● **Goal of the exercise**: Please render every line of the records below as a Markdown table with the columns Row and Line, numbering each row and leaving out blank lines.

● **Listed records**:
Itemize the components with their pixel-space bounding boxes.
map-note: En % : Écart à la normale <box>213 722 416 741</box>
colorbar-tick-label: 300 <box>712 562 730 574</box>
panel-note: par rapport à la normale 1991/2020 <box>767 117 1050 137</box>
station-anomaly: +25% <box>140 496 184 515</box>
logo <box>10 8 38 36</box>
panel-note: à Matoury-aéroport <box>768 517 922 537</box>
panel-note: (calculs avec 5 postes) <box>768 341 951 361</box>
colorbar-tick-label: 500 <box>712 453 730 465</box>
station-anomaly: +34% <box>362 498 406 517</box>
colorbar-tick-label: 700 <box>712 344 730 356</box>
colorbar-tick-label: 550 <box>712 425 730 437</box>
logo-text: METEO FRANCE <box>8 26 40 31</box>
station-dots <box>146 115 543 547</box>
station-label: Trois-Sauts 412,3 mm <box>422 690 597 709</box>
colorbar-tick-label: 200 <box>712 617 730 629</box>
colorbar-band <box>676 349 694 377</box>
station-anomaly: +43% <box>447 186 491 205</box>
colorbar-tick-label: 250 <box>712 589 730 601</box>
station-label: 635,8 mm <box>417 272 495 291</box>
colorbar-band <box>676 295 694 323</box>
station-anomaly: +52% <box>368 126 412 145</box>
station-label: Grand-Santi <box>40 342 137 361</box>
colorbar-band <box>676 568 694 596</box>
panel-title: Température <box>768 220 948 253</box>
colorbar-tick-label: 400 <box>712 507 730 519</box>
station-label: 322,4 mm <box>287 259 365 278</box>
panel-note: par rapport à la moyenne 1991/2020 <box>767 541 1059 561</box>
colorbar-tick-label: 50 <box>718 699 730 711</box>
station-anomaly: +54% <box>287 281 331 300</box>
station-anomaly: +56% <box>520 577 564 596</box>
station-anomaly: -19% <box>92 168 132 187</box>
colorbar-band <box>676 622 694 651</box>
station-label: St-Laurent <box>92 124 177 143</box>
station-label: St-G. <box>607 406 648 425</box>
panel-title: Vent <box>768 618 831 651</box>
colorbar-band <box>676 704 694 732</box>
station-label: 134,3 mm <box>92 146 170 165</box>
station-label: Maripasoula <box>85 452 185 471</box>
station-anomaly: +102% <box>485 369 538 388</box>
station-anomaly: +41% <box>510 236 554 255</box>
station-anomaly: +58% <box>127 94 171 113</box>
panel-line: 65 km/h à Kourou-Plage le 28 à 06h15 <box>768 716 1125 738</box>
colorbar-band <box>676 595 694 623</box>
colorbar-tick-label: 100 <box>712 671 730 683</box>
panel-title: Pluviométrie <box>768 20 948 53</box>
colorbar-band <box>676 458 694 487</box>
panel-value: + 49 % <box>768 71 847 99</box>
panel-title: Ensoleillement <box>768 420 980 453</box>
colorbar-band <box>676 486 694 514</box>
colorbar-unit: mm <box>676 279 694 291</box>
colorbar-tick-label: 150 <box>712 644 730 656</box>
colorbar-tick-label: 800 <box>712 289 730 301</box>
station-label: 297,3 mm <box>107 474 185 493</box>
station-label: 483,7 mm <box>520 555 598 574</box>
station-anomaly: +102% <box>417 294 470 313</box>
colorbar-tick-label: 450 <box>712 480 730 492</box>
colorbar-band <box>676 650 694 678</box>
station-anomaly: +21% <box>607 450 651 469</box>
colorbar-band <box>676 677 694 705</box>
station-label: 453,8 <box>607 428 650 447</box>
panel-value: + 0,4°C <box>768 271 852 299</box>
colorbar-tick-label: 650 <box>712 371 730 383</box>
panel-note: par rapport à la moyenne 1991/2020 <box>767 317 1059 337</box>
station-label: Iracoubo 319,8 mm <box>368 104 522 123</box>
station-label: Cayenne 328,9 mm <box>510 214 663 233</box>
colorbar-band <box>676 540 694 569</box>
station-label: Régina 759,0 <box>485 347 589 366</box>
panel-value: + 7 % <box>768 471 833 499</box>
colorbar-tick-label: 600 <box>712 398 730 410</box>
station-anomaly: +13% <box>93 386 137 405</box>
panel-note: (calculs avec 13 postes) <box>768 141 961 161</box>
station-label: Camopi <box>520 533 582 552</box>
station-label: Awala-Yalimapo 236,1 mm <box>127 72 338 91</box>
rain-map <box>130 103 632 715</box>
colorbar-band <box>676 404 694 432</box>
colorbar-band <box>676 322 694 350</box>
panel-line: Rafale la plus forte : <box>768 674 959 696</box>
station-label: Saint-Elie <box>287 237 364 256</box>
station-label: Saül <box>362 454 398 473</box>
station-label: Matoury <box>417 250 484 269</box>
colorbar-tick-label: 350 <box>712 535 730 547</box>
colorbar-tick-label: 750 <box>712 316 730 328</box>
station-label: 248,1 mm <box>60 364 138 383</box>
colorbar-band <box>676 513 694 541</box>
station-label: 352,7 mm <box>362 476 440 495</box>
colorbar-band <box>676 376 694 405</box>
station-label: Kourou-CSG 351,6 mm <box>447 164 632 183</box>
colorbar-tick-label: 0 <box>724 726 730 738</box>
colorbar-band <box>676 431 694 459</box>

● **Full output**:
| Row | Line |
|---|---|
| 1 | Itemize the components with their pixel-space bounding boxes. |
| 2 | map-note: En % : Écart à la normale <box>213 722 416 741</box> |
| 3 | colorbar-tick-label: 300 <box>712 562 730 574</box> |
| 4 | panel-note: par rapport à la normale 1991/2020 <box>767 117 1050 137</box> |
| 5 | station-anomaly: +25% <box>140 496 184 515</box> |
| 6 | logo <box>10 8 38 36</box> |
| 7 | panel-note: à Matoury-aéroport <box>768 517 922 537</box> |
| 8 | panel-note: (calculs avec 5 postes) <box>768 341 951 361</box> |
| 9 | colorbar-tick-label: 500 <box>712 453 730 465</box> |
| 10 | station-anomaly: +34% <box>362 498 406 517</box> |
| 11 | colorbar-tick-label: 700 <box>712 344 730 356</box> |
| 12 | colorbar-tick-label: 550 <box>712 425 730 437</box> |
| 13 | logo-text: METEO FRANCE <box>8 26 40 31</box> |
| 14 | station-dots <box>146 115 543 547</box> |
| 15 | station-label: Trois-Sauts 412,3 mm <box>422 690 597 709</box> |
| 16 | colorbar-tick-label: 200 <box>712 617 730 629</box> |
| 17 | colorbar-band <box>676 349 694 377</box> |
| 18 | station-anomaly: +43% <box>447 186 491 205</box> |
| 19 | colorbar-tick-label: 250 <box>712 589 730 601</box> |
| 20 | station-label: 635,8 mm <box>417 272 495 291</box> |
| 21 | colorbar-band <box>676 295 694 323</box> |
| 22 | station-anomaly: +52% <box>368 126 412 145</box> |
| 23 | station-label: Grand-Santi <box>40 342 137 361</box> |
| 24 | colorbar-band <box>676 568 694 596</box> |
| 25 | panel-title: Température <box>768 220 948 253</box> |
| 26 | colorbar-tick-label: 400 <box>712 507 730 519</box> |
| 27 | station-label: 322,4 mm <box>287 259 365 278</box> |
| 28 | panel-note: par rapport à la moyenne 1991/2020 <box>767 541 1059 561</box> |
| 29 | colorbar-tick-label: 50 <box>718 699 730 711</box> |
| 30 | station-anomaly: +54% <box>287 281 331 300</box> |
| 31 | station-anomaly: +56% <box>520 577 564 596</box> |
| 32 | station-anomaly: -19% <box>92 168 132 187</box> |
| 33 | colorbar-band <box>676 622 694 651</box> |
| 34 | station-label: St-Laurent <box>92 124 177 143</box> |
| 35 | station-label: St-G. <box>607 406 648 425</box> |
| 36 | panel-title: Vent <box>768 618 831 651</box> |
| 37 | colorbar-band <box>676 704 694 732</box> |
| 38 | station-label: 134,3 mm <box>92 146 170 165</box> |
| 39 | station-label: Maripasoula <box>85 452 185 471</box> |
| 40 | station-anomaly: +102% <box>485 369 538 388</box> |
| 41 | station-anomaly: +41% <box>510 236 554 255</box> |
| 42 | station-anomaly: +58% <box>127 94 171 113</box> |
| 43 | panel-line: 65 km/h à Kourou-Plage le 28 à 06h15 <box>768 716 1125 738</box> |
| 44 | colorbar-band <box>676 595 694 623</box> |
| 45 | colorbar-tick-label: 100 <box>712 671 730 683</box> |
| 46 | panel-title: Pluviométrie <box>768 20 948 53</box> |
| 47 | colorbar-band <box>676 458 694 487</box> |
| 48 | panel-value: + 49 % <box>768 71 847 99</box> |
| 49 | panel-title: Ensoleillement <box>768 420 980 453</box> |
| 50 | colorbar-band <box>676 486 694 514</box> |
| 51 | colorbar-unit: mm <box>676 279 694 291</box> |
| 52 | colorbar-tick-label: 150 <box>712 644 730 656</box> |
| 53 | colorbar-tick-label: 800 <box>712 289 730 301</box> |
| 54 | station-label: 297,3 mm <box>107 474 185 493</box> |
| 55 | station-label: 483,7 mm <box>520 555 598 574</box> |
| 56 | station-anomaly: +102% <box>417 294 470 313</box> |
| 57 | colorbar-tick-label: 450 <box>712 480 730 492</box> |
| 58 | colorbar-band <box>676 650 694 678</box> |
| 59 | station-anomaly: +21% <box>607 450 651 469</box> |
| 60 | colorbar-band <box>676 677 694 705</box> |
| 61 | station-label: 453,8 <box>607 428 650 447</box> |
| 62 | panel-value: + 0,4°C <box>768 271 852 299</box> |
| 63 | colorbar-tick-label: 650 <box>712 371 730 383</box> |
| 64 | panel-note: par rapport à la moyenne 1991/2020 <box>767 317 1059 337</box> |
| 65 | station-label: Iracoubo 319,8 mm <box>368 104 522 123</box> |
| 66 | station-label: Cayenne 328,9 mm <box>510 214 663 233</box> |
| 67 | colorbar-band <box>676 540 694 569</box> |
| 68 | station-label: Régina 759,0 <box>485 347 589 366</box> |
| 69 | panel-value: + 7 % <box>768 471 833 499</box> |
| 70 | colorbar-tick-label: 600 <box>712 398 730 410</box> |
| 71 | station-anomaly: +13% <box>93 386 137 405</box> |
| 72 | panel-note: (calculs avec 13 postes) <box>768 141 961 161</box> |
| 73 | station-label: Camopi <box>520 533 582 552</box> |
| 74 | station-label: Awala-Yalimapo 236,1 mm <box>127 72 338 91</box> |
| 75 | rain-map <box>130 103 632 715</box> |
| 76 | colorbar-band <box>676 404 694 432</box> |
| 77 | colorbar-band <box>676 322 694 350</box> |
| 78 | panel-line: Rafale la plus forte : <box>768 674 959 696</box> |
| 79 | station-label: Saint-Elie <box>287 237 364 256</box> |
| 80 | station-label: Saül <box>362 454 398 473</box> |
| 81 | station-label: Matoury <box>417 250 484 269</box> |
| 82 | colorbar-tick-label: 350 <box>712 535 730 547</box> |
| 83 | colorbar-tick-label: 750 <box>712 316 730 328</box> |
| 84 | station-label: 248,1 mm <box>60 364 138 383</box> |
| 85 | colorbar-band <box>676 513 694 541</box> |
| 86 | station-label: 352,7 mm <box>362 476 440 495</box> |
| 87 | colorbar-band <box>676 376 694 405</box> |
| 88 | station-label: Kourou-CSG 351,6 mm <box>447 164 632 183</box> |
| 89 | colorbar-tick-label: 0 <box>724 726 730 738</box> |
| 90 | colorbar-band <box>676 431 694 459</box> |